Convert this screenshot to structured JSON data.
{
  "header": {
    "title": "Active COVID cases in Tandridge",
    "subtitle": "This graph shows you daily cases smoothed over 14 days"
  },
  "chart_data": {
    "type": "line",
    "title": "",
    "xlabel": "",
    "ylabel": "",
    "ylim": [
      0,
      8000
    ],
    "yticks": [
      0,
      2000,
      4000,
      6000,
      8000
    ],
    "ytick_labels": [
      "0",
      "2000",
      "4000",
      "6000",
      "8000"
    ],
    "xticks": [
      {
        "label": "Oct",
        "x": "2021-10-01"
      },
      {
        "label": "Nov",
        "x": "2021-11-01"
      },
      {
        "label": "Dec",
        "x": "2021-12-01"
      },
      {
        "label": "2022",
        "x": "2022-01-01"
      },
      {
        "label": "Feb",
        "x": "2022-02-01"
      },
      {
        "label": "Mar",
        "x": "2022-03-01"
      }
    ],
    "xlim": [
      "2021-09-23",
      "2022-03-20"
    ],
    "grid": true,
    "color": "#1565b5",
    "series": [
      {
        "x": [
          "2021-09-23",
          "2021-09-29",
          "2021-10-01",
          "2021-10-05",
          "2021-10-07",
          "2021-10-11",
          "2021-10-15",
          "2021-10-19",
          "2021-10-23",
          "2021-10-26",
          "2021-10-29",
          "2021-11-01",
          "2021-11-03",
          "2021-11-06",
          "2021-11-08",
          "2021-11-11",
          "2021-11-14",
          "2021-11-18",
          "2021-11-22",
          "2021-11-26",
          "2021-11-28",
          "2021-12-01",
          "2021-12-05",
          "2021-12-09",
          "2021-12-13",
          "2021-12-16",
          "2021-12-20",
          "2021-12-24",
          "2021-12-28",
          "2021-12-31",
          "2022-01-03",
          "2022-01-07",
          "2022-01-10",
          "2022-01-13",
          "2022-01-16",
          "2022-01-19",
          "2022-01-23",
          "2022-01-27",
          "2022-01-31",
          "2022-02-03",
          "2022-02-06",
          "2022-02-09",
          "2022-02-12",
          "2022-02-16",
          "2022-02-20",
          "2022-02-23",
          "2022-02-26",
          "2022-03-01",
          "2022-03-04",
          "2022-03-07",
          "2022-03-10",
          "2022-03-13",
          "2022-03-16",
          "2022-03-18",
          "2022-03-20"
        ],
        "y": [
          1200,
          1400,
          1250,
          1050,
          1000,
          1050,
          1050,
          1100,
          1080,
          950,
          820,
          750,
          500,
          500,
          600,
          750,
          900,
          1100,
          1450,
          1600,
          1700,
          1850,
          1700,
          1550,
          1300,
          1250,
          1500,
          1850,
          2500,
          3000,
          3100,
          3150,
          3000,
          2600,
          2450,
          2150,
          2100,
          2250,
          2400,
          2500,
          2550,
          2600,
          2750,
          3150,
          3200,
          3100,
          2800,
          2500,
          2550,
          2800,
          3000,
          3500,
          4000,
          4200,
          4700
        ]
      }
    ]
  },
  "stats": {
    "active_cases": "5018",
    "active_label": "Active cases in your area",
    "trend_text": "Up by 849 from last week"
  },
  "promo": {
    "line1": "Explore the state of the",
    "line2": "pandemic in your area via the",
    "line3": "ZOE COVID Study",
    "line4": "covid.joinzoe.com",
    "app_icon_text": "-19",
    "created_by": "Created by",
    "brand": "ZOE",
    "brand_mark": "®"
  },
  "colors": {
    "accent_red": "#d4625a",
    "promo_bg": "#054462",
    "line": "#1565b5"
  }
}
□ □ □ □ □ □ □
YOUR OBJECTIVE: Repeat the data above, word for word.

FULL RESPONSE:
Convert this screenshot to structured JSON data.
{
  "header": {
    "title": "Active COVID cases in Tandridge",
    "subtitle": "This graph shows you daily cases smoothed over 14 days"
  },
  "chart_data": {
    "type": "line",
    "title": "",
    "xlabel": "",
    "ylabel": "",
    "ylim": [
      0,
      8000
    ],
    "yticks": [
      0,
      2000,
      4000,
      6000,
      8000
    ],
    "ytick_labels": [
      "0",
      "2000",
      "4000",
      "6000",
      "8000"
    ],
    "xticks": [
      {
        "label": "Oct",
        "x": "2021-10-01"
      },
      {
        "label": "Nov",
        "x": "2021-11-01"
      },
      {
        "label": "Dec",
        "x": "2021-12-01"
      },
      {
        "label": "2022",
        "x": "2022-01-01"
      },
      {
        "label": "Feb",
        "x": "2022-02-01"
      },
      {
        "label": "Mar",
        "x": "2022-03-01"
      }
    ],
    "xlim": [
      "2021-09-23",
      "2022-03-20"
    ],
    "grid": true,
    "color": "#1565b5",
    "series": [
      {
        "x": [
          "2021-09-23",
          "2021-09-29",
          "2021-10-01",
          "2021-10-05",
          "2021-10-07",
          "2021-10-11",
          "2021-10-15",
          "2021-10-19",
          "2021-10-23",
          "2021-10-26",
          "2021-10-29",
          "2021-11-01",
          "2021-11-03",
          "2021-11-06",
          "2021-11-08",
          "2021-11-11",
          "2021-11-14",
          "2021-11-18",
          "2021-11-22",
          "2021-11-26",
          "2021-11-28",
          "2021-12-01",
          "2021-12-05",
          "2021-12-09",
          "2021-12-13",
          "2021-12-16",
          "2021-12-20",
          "2021-12-24",
          "2021-12-28",
          "2021-12-31",
          "2022-01-03",
          "2022-01-07",
          "2022-01-10",
          "2022-01-13",
          "2022-01-16",
          "2022-01-19",
          "2022-01-23",
          "2022-01-27",
          "2022-01-31",
          "2022-02-03",
          "2022-02-06",
          "2022-02-09",
          "2022-02-12",
          "2022-02-16",
          "2022-02-20",
          "2022-02-23",
          "2022-02-26",
          "2022-03-01",
          "2022-03-04",
          "2022-03-07",
          "2022-03-10",
          "2022-03-13",
          "2022-03-16",
          "2022-03-18",
          "2022-03-20"
        ],
        "y": [
          1200,
          1400,
          1250,
          1050,
          1000,
          1050,
          1050,
          1100,
          1080,
          950,
          820,
          750,
          500,
          500,
          600,
          750,
          900,
          1100,
          1450,
          1600,
          1700,
          1850,
          1700,
          1550,
          1300,
          1250,
          1500,
          1850,
          2500,
          3000,
          3100,
          3150,
          3000,
          2600,
          2450,
          2150,
          2100,
          2250,
          2400,
          2500,
          2550,
          2600,
          2750,
          3150,
          3200,
          3100,
          2800,
          2500,
          2550,
          2800,
          3000,
          3500,
          4000,
          4200,
          4700
        ]
      }
    ]
  },
  "stats": {
    "active_cases": "5018",
    "active_label": "Active cases in your area",
    "trend_text": "Up by 849 from last week"
  },
  "promo": {
    "line1": "Explore the state of the",
    "line2": "pandemic in your area via the",
    "line3": "ZOE COVID Study",
    "line4": "covid.joinzoe.com",
    "app_icon_text": "-19",
    "created_by": "Created by",
    "brand": "ZOE",
    "brand_mark": "®"
  },
  "colors": {
    "accent_red": "#d4625a",
    "promo_bg": "#054462",
    "line": "#1565b5"
  }
}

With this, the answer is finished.